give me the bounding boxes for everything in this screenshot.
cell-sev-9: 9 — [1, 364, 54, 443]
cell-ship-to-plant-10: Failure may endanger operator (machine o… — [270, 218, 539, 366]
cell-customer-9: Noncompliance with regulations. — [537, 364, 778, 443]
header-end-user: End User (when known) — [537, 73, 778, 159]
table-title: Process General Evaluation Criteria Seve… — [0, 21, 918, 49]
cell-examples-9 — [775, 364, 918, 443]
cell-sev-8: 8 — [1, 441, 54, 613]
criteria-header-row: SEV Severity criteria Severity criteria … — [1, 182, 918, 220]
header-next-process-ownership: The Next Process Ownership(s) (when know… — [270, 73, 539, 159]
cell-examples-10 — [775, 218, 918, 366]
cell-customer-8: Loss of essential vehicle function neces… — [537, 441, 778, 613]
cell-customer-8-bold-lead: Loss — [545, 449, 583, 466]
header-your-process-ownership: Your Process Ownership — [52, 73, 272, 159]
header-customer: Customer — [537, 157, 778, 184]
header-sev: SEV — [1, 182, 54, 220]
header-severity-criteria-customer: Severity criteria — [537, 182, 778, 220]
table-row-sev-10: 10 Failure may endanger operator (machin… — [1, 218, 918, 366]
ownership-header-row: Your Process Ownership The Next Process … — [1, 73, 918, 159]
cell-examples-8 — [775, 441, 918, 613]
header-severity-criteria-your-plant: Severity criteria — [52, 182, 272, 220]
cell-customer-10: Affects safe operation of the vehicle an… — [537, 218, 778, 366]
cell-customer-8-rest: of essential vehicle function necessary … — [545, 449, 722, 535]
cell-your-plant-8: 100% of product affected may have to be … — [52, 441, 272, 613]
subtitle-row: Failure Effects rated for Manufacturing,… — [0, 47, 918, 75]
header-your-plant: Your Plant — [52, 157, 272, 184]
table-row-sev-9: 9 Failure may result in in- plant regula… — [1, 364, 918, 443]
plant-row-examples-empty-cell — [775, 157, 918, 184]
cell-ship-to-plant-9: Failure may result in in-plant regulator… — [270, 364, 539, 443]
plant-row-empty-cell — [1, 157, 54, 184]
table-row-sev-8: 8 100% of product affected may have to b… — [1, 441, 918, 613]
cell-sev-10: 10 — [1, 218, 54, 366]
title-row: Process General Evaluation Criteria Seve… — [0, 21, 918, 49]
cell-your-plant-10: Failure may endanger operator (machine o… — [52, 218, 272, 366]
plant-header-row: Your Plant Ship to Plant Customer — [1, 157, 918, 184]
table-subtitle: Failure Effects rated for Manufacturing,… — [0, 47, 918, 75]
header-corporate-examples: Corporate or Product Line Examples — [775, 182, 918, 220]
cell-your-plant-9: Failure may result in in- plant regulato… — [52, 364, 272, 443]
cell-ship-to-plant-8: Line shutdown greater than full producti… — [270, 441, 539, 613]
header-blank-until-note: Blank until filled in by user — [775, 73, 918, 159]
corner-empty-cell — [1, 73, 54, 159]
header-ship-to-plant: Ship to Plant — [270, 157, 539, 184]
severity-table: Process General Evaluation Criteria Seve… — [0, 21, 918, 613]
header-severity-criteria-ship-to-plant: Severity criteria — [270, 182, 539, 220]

Exercise details
Rewrite the lines from the first one through the line containing "cell-ship-to-plant-9: Failure may", substituting "Malfunction" for "Failure" and leaving everything else unchanged.

Correct response
give me the bounding boxes for everything in this screenshot.
cell-sev-9: 9 — [1, 364, 54, 443]
cell-ship-to-plant-10: Malfunction may endanger operator (machine o… — [270, 218, 539, 366]
cell-customer-9: Noncompliance with regulations. — [537, 364, 778, 443]
header-end-user: End User (when known) — [537, 73, 778, 159]
table-title: Process General Evaluation Criteria Seve… — [0, 21, 918, 49]
cell-examples-9 — [775, 364, 918, 443]
cell-sev-8: 8 — [1, 441, 54, 613]
criteria-header-row: SEV Severity criteria Severity criteria … — [1, 182, 918, 220]
header-next-process-ownership: The Next Process Ownership(s) (when know… — [270, 73, 539, 159]
cell-examples-10 — [775, 218, 918, 366]
cell-customer-8: Loss of essential vehicle function neces… — [537, 441, 778, 613]
cell-customer-8-bold-lead: Loss — [545, 449, 583, 466]
header-your-process-ownership: Your Process Ownership — [52, 73, 272, 159]
header-customer: Customer — [537, 157, 778, 184]
header-sev: SEV — [1, 182, 54, 220]
header-severity-criteria-customer: Severity criteria — [537, 182, 778, 220]
table-row-sev-10: 10 Malfunction may endanger operator (machin… — [1, 218, 918, 366]
ownership-header-row: Your Process Ownership The Next Process … — [1, 73, 918, 159]
cell-examples-8 — [775, 441, 918, 613]
header-severity-criteria-your-plant: Severity criteria — [52, 182, 272, 220]
cell-customer-10: Affects safe operation of the vehicle an… — [537, 218, 778, 366]
cell-customer-8-rest: of essential vehicle function necessary … — [545, 449, 722, 535]
cell-your-plant-8: 100% of product affected may have to be … — [52, 441, 272, 613]
subtitle-row: Malfunction Effects rated for Manufacturing,… — [0, 47, 918, 75]
header-your-plant: Your Plant — [52, 157, 272, 184]
table-row-sev-9: 9 Malfunction may result in in- plant regula… — [1, 364, 918, 443]
plant-row-examples-empty-cell — [775, 157, 918, 184]
cell-ship-to-plant-9: Malfunction may result in in-plant regulator… — [270, 364, 539, 443]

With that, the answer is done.